## Work required
What is needed here is an exact copy of every entry.

──────── Data in this exercise

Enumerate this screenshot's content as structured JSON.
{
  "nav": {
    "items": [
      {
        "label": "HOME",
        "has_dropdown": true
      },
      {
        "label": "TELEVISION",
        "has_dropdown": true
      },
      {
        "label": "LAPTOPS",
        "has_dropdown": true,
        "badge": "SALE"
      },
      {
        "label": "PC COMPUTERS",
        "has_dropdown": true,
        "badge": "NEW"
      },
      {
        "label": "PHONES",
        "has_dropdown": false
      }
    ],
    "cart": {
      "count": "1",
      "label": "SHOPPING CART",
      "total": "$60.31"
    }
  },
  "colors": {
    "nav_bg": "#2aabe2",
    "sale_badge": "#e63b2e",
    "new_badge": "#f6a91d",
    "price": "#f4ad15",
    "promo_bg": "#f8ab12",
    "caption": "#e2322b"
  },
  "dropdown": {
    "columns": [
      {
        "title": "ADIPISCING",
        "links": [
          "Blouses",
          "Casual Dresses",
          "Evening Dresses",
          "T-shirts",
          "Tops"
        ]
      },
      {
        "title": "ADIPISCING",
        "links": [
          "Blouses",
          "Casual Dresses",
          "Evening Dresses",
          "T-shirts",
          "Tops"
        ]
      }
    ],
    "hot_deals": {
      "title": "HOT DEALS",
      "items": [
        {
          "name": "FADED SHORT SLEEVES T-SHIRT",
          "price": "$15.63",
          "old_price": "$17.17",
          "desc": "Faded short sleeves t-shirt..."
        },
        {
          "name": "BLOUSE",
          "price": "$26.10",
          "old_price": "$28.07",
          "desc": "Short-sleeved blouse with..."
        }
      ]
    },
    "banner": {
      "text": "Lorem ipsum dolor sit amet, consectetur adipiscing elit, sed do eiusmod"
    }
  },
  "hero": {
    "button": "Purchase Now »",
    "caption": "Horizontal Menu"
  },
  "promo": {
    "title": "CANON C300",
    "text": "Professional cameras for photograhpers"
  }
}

────────────────

## Exercise output
Enumerate this screenshot's content as structured JSON.
{
  "nav": {
    "items": [
      {
        "label": "HOME",
        "has_dropdown": true
      },
      {
        "label": "TELEVISION",
        "has_dropdown": true
      },
      {
        "label": "LAPTOPS",
        "has_dropdown": true,
        "badge": "SALE"
      },
      {
        "label": "PC COMPUTERS",
        "has_dropdown": true,
        "badge": "NEW"
      },
      {
        "label": "PHONES",
        "has_dropdown": false
      }
    ],
    "cart": {
      "count": "1",
      "label": "SHOPPING CART",
      "total": "$60.31"
    }
  },
  "colors": {
    "nav_bg": "#2aabe2",
    "sale_badge": "#e63b2e",
    "new_badge": "#f6a91d",
    "price": "#f4ad15",
    "promo_bg": "#f8ab12",
    "caption": "#e2322b"
  },
  "dropdown": {
    "columns": [
      {
        "title": "ADIPISCING",
        "links": [
          "Blouses",
          "Casual Dresses",
          "Evening Dresses",
          "T-shirts",
          "Tops"
        ]
      },
      {
        "title": "ADIPISCING",
        "links": [
          "Blouses",
          "Casual Dresses",
          "Evening Dresses",
          "T-shirts",
          "Tops"
        ]
      }
    ],
    "hot_deals": {
      "title": "HOT DEALS",
      "items": [
        {
          "name": "FADED SHORT SLEEVES T-SHIRT",
          "price": "$15.63",
          "old_price": "$17.17",
          "desc": "Faded short sleeves t-shirt..."
        },
        {
          "name": "BLOUSE",
          "price": "$26.10",
          "old_price": "$28.07",
          "desc": "Short-sleeved blouse with..."
        }
      ]
    },
    "banner": {
      "text": "Lorem ipsum dolor sit amet, consectetur adipiscing elit, sed do eiusmod"
    }
  },
  "hero": {
    "button": "Purchase Now »",
    "caption": "Horizontal Menu"
  },
  "promo": {
    "title": "CANON C300",
    "text": "Professional cameras for photograhpers"
  }
}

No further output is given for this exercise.